▸ PROBLEM TO WORK ON
Which lines hold the word "data"? Copy each of them from the material.
◆ ◆ ◆ ◆
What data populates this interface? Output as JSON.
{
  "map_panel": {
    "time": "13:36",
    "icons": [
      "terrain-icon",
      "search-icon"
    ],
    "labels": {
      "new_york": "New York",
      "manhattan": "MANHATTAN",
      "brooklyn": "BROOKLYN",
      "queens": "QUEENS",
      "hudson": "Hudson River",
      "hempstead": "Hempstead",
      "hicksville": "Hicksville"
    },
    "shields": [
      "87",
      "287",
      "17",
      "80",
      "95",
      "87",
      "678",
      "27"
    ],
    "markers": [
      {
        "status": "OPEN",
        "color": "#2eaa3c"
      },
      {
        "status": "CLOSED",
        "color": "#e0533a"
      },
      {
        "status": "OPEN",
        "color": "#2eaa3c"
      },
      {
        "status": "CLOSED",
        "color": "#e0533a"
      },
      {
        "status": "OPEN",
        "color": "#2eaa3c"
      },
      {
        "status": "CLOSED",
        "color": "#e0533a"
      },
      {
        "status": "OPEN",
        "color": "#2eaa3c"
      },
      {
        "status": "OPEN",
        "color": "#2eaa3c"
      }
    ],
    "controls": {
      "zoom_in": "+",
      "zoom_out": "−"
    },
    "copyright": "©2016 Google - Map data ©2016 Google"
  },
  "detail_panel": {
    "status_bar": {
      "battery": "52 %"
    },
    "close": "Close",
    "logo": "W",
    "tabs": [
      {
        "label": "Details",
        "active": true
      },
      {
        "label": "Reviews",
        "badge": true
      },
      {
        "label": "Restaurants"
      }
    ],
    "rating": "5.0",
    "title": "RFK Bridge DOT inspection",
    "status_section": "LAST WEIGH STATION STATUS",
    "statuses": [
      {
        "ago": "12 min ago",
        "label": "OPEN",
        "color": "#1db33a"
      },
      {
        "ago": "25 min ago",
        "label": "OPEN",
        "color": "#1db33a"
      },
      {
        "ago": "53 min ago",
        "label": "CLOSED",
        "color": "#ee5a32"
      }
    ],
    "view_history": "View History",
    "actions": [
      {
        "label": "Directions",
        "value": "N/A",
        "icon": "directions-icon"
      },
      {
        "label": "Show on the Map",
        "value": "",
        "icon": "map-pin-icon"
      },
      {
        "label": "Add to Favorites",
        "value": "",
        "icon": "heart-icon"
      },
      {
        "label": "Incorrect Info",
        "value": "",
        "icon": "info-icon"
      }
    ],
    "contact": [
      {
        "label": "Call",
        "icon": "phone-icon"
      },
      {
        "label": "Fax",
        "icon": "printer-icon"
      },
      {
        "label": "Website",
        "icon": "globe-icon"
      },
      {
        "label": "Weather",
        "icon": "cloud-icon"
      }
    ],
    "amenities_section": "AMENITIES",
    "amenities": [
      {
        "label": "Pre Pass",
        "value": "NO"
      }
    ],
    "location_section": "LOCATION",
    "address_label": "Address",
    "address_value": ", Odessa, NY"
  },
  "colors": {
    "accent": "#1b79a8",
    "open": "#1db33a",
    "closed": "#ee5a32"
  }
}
◆ ◆ ◆ ◆
▸ RESPONSE TO THE EXERCISE
What data populates this interface? Output as JSON.
    "copyright": "©2016 Google - Map data ©2016 Google"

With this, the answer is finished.